WHAT YOU NEED TO DO.
Reproduce the portion of the 1895 New South Wales election candidate list from "This is a list" to "Kirkpatrick MLA (Gunnedah)" word for word.

TEXT EXTRACT.

= Candidates of the 1895 New South Wales colonial election =

This is a list of candidates for the 1895 New South Wales colonial election. The election was held on 24 July 1895.

==Retiring members==

===Protectionist===
- Patrick Hogan MLA (Raleigh)
- John Wilkinson MLA (Albury)

===Free Trade===
- Joseph Abbott MLA (Newtown-Camperdown)

===Labor===
- John Kirkpatrick MLA (Gunnedah)
- Michael Loughnane MLA (Grenfell)

==Legislative Assembly==
Sitting members are shown in bold text. Successful candidates are highlighted in the relevant colour. Where there is possible confusion, an asterisk (*) is also used.

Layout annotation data
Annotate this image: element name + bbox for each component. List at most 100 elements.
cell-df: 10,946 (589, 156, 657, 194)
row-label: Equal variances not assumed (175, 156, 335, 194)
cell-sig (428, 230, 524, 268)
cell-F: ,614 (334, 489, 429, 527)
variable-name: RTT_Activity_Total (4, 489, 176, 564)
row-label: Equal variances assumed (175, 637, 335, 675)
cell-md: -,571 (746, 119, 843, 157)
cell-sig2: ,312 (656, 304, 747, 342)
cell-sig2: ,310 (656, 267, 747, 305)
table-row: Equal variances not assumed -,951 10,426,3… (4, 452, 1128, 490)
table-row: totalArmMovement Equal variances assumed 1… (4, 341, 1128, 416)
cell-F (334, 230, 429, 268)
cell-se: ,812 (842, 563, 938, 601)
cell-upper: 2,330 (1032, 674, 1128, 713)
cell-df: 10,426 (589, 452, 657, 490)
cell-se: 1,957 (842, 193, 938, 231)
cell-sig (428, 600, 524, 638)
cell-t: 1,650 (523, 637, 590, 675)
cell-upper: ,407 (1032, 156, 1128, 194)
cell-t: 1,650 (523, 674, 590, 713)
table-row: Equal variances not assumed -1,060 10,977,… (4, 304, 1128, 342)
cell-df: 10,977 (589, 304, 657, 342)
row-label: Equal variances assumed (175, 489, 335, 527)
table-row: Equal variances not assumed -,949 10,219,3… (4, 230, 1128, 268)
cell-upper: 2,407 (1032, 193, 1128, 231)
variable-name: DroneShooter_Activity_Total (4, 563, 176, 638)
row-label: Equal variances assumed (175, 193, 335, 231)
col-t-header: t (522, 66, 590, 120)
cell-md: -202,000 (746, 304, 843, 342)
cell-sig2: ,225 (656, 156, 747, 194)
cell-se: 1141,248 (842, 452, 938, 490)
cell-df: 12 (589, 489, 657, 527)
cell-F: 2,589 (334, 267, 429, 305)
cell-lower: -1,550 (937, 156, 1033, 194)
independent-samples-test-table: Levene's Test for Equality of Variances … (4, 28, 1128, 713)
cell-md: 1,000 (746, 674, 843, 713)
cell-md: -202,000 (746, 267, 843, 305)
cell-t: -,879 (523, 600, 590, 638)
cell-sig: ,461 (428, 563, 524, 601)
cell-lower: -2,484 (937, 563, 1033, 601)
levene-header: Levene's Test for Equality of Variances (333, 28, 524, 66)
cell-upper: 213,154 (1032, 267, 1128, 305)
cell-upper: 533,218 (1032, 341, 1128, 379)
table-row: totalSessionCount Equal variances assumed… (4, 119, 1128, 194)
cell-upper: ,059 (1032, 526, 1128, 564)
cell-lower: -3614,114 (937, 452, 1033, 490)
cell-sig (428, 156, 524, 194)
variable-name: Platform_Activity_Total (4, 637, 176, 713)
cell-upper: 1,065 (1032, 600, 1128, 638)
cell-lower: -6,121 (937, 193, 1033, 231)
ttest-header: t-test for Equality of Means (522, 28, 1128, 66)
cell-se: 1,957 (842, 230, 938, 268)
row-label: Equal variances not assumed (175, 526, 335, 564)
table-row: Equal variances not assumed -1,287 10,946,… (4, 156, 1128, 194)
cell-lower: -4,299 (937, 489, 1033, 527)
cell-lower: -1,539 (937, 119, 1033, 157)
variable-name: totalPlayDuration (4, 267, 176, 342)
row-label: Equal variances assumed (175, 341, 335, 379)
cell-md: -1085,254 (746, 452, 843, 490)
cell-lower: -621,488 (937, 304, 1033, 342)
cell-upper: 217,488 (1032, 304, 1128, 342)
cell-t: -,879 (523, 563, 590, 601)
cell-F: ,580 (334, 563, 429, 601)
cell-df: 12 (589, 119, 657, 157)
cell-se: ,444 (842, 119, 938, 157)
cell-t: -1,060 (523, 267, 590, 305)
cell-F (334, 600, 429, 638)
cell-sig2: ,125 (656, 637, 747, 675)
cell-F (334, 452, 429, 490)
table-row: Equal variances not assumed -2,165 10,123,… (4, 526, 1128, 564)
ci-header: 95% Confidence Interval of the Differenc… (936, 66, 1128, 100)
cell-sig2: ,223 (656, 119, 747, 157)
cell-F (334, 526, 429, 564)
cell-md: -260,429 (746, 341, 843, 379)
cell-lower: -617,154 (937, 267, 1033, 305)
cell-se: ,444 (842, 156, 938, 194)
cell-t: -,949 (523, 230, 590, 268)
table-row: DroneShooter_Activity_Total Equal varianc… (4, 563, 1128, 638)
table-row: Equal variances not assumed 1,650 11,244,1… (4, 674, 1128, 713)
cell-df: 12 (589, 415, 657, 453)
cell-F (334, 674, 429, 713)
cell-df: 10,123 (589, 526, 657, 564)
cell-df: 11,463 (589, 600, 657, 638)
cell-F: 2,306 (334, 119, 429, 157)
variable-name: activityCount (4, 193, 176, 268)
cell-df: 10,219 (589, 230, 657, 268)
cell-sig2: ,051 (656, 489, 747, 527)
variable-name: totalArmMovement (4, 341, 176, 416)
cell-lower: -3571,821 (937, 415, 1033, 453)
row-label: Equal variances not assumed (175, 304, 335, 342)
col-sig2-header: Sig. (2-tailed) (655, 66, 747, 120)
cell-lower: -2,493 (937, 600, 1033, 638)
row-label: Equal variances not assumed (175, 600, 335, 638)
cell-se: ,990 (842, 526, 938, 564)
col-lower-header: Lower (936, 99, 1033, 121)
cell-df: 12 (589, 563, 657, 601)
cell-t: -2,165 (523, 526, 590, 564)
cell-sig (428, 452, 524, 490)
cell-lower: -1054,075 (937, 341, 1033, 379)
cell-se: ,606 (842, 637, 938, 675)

FINISHED TASK.
This is a list of candidates for the 1895 New South Wales colonial election. The election was held on 24 July 1895.

==Retiring members==

===Protectionist===
- Patrick Hogan MLA (Raleigh)
- John Wilkinson MLA (Albury)

===Free Trade===
- Joseph Abbott MLA (Newtown-Camperdown)

===Labor===
- John Kirkpatrick MLA (Gunnedah)